**Figure dataset records**
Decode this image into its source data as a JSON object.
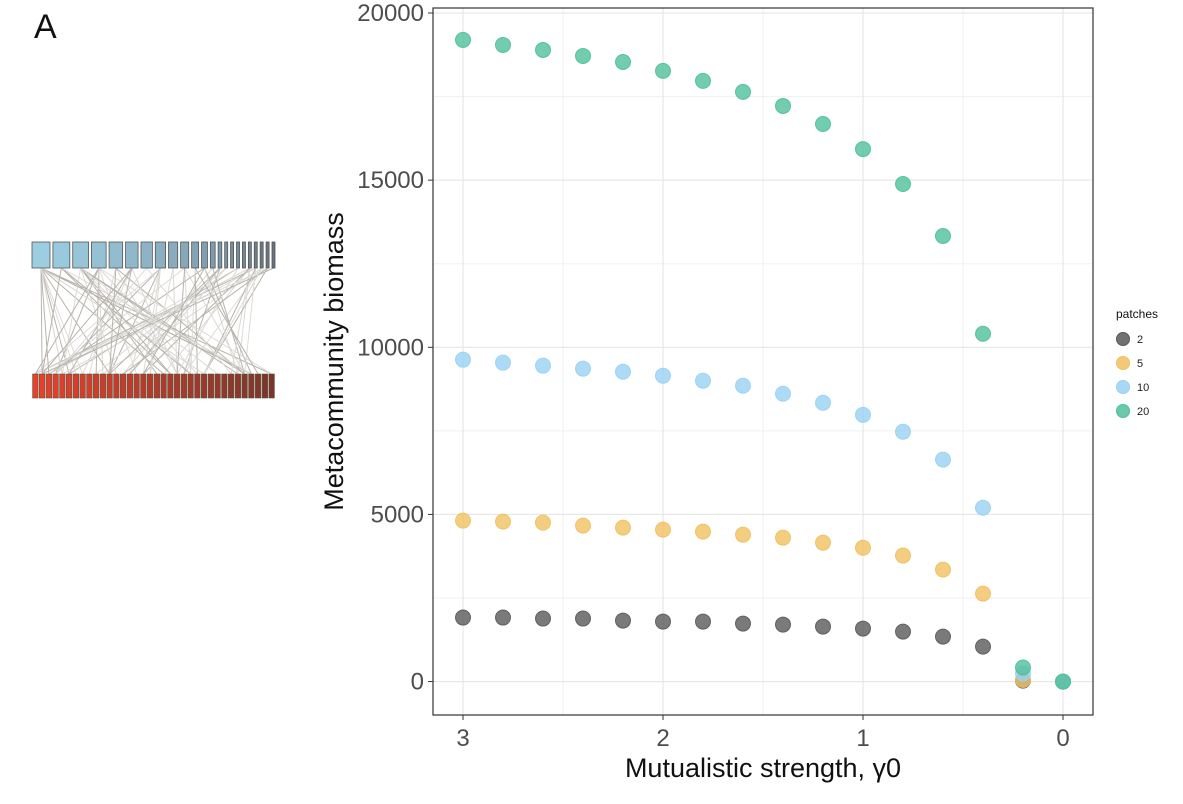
{
  "panel_label": "A",
  "chart_data": {
    "type": "scatter",
    "xlabel": "Mutualistic strength, γ0",
    "ylabel": "Metacommunity biomass",
    "x_reversed": true,
    "xlim": [
      3.15,
      -0.15
    ],
    "ylim": [
      -1000,
      20150
    ],
    "xticks": [
      3,
      2,
      1,
      0
    ],
    "yticks": [
      0,
      5000,
      10000,
      15000,
      20000
    ],
    "grid": true,
    "legend": {
      "title": "patches",
      "placement": "right"
    },
    "x": [
      3.0,
      2.8,
      2.6,
      2.4,
      2.2,
      2.0,
      1.8,
      1.6,
      1.4,
      1.2,
      1.0,
      0.8,
      0.6,
      0.4,
      0.2,
      0.0
    ],
    "series": [
      {
        "name": "2",
        "color": "#595959",
        "values": [
          1915,
          1915,
          1885,
          1885,
          1825,
          1795,
          1795,
          1735,
          1705,
          1645,
          1585,
          1495,
          1345,
          1045,
          30,
          0
        ]
      },
      {
        "name": "5",
        "color": "#f0c060",
        "values": [
          4815,
          4785,
          4755,
          4665,
          4605,
          4545,
          4485,
          4395,
          4305,
          4155,
          4005,
          3770,
          3350,
          2630,
          50,
          0
        ]
      },
      {
        "name": "10",
        "color": "#99d1f2",
        "values": [
          9630,
          9540,
          9450,
          9360,
          9270,
          9150,
          9000,
          8850,
          8610,
          8340,
          7980,
          7475,
          6640,
          5200,
          240,
          0
        ]
      },
      {
        "name": "20",
        "color": "#4fbf9a",
        "values": [
          19195,
          19045,
          18895,
          18715,
          18535,
          18270,
          17970,
          17640,
          17220,
          16680,
          15930,
          14885,
          13330,
          10405,
          420,
          0
        ]
      }
    ]
  },
  "network": {
    "top_nodes": 23,
    "bottom_nodes": 36,
    "top_color": "#9ccde0",
    "bottom_color": "#e8402e"
  }
}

**WORK INSTRUCTIONS**
Leave the pictures out and print the records above exactly as they stand.

**SOLVED EXERCISE**
Decode this image into its source data as a JSON object.
{
  "panel_label": "A",
  "chart_data": {
    "type": "scatter",
    "xlabel": "Mutualistic strength, γ0",
    "ylabel": "Metacommunity biomass",
    "x_reversed": true,
    "xlim": [
      3.15,
      -0.15
    ],
    "ylim": [
      -1000,
      20150
    ],
    "xticks": [
      3,
      2,
      1,
      0
    ],
    "yticks": [
      0,
      5000,
      10000,
      15000,
      20000
    ],
    "grid": true,
    "legend": {
      "title": "patches",
      "placement": "right"
    },
    "x": [
      3.0,
      2.8,
      2.6,
      2.4,
      2.2,
      2.0,
      1.8,
      1.6,
      1.4,
      1.2,
      1.0,
      0.8,
      0.6,
      0.4,
      0.2,
      0.0
    ],
    "series": [
      {
        "name": "2",
        "color": "#595959",
        "values": [
          1915,
          1915,
          1885,
          1885,
          1825,
          1795,
          1795,
          1735,
          1705,
          1645,
          1585,
          1495,
          1345,
          1045,
          30,
          0
        ]
      },
      {
        "name": "5",
        "color": "#f0c060",
        "values": [
          4815,
          4785,
          4755,
          4665,
          4605,
          4545,
          4485,
          4395,
          4305,
          4155,
          4005,
          3770,
          3350,
          2630,
          50,
          0
        ]
      },
      {
        "name": "10",
        "color": "#99d1f2",
        "values": [
          9630,
          9540,
          9450,
          9360,
          9270,
          9150,
          9000,
          8850,
          8610,
          8340,
          7980,
          7475,
          6640,
          5200,
          240,
          0
        ]
      },
      {
        "name": "20",
        "color": "#4fbf9a",
        "values": [
          19195,
          19045,
          18895,
          18715,
          18535,
          18270,
          17970,
          17640,
          17220,
          16680,
          15930,
          14885,
          13330,
          10405,
          420,
          0
        ]
      }
    ]
  },
  "network": {
    "top_nodes": 23,
    "bottom_nodes": 36,
    "top_color": "#9ccde0",
    "bottom_color": "#e8402e"
  }
}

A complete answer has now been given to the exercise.